--- Start SUPPLIED DATA ---

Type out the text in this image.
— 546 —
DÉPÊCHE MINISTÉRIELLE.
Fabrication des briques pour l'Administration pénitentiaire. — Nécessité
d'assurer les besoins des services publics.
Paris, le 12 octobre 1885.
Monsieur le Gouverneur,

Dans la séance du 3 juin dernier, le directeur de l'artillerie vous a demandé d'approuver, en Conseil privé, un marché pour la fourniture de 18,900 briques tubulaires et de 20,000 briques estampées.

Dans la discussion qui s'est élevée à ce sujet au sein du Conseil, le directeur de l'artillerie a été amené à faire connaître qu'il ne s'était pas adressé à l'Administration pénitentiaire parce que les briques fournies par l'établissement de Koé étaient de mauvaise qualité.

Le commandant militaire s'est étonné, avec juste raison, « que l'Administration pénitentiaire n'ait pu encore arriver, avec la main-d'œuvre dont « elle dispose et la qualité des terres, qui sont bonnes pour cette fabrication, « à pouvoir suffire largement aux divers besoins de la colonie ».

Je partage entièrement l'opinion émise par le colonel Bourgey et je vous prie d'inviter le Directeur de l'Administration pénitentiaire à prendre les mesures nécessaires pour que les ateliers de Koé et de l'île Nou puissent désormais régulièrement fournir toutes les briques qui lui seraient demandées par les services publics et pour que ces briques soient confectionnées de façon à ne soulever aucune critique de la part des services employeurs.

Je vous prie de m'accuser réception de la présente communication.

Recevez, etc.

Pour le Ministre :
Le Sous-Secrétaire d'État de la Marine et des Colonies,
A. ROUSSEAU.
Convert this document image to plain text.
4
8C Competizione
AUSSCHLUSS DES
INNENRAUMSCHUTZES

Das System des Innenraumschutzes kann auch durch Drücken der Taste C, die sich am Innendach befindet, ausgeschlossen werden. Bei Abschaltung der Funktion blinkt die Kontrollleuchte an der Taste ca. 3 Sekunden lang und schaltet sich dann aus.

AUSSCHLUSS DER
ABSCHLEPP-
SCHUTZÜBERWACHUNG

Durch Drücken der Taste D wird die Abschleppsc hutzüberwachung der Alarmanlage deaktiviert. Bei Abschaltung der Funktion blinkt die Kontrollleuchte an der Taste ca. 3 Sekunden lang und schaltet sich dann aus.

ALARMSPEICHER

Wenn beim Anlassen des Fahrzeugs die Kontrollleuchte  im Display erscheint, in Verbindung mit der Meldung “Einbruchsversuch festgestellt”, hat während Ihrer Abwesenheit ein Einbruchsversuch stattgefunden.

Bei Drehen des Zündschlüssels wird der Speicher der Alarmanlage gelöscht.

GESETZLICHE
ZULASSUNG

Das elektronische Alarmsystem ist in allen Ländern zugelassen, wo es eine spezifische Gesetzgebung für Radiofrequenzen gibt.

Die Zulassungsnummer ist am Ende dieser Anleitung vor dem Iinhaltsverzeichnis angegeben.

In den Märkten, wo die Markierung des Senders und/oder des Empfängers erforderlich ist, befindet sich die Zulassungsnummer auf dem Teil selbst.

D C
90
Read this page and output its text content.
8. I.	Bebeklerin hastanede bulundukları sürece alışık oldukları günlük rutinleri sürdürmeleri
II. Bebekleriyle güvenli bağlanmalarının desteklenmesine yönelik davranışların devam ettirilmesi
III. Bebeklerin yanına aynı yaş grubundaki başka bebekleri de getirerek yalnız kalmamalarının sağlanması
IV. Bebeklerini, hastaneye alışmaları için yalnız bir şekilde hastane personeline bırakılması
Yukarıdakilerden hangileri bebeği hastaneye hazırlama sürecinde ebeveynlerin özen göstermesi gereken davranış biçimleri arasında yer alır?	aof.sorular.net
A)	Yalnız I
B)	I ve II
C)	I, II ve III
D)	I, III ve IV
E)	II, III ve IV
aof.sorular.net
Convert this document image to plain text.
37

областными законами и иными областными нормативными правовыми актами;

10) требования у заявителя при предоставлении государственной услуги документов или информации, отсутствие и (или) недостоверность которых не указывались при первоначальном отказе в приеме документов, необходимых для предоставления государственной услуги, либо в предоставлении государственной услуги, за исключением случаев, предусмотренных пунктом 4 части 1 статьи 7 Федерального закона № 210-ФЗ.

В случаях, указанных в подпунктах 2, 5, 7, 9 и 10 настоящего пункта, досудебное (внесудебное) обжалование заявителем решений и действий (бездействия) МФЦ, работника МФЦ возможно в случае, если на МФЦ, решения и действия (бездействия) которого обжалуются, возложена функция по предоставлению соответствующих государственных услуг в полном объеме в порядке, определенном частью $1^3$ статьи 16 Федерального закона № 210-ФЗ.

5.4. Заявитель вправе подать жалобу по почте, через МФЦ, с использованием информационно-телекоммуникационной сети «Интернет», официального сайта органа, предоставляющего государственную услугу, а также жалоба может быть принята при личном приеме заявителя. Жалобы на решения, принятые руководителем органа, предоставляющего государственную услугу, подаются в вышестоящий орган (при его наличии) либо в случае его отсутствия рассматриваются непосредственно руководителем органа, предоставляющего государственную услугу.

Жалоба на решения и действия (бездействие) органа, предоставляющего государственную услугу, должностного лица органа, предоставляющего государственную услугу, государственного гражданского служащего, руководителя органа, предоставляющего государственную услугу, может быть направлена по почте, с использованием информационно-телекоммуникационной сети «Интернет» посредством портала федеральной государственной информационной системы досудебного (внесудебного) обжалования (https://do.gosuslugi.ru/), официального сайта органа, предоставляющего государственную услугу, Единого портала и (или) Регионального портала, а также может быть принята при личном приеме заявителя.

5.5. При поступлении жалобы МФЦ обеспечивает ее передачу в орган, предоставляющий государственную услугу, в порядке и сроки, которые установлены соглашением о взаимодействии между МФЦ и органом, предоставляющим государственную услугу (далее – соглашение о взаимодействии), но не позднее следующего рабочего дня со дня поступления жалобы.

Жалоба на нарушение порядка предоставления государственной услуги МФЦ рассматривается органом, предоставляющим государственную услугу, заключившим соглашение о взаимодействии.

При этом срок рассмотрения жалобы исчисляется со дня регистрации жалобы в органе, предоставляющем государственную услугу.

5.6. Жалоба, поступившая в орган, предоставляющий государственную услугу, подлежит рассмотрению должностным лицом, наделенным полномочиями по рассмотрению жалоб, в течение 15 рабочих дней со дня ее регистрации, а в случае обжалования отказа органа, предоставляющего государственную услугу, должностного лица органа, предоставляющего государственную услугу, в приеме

--- End SUPPLIED DATA ---

EXERCISE OBJECTIVE: Pull every line containing the word "schaltet" out of the material.

TASK RESPONSE:
Das System des Innenraumschutzes kann auch durch Drücken der Taste C, die sich am Innendach befindet, ausgeschlossen werden. Bei Abschaltung der Funktion blinkt die Kontrollleuchte an der Taste ca. 3 Sekunden lang und schaltet sich dann aus.
Durch Drücken der Taste D wird die Abschleppsc hutzüberwachung der Alarmanlage deaktiviert. Bei Abschaltung der Funktion blinkt die Kontrollleuchte an der Taste ca. 3 Sekunden lang und schaltet sich dann aus.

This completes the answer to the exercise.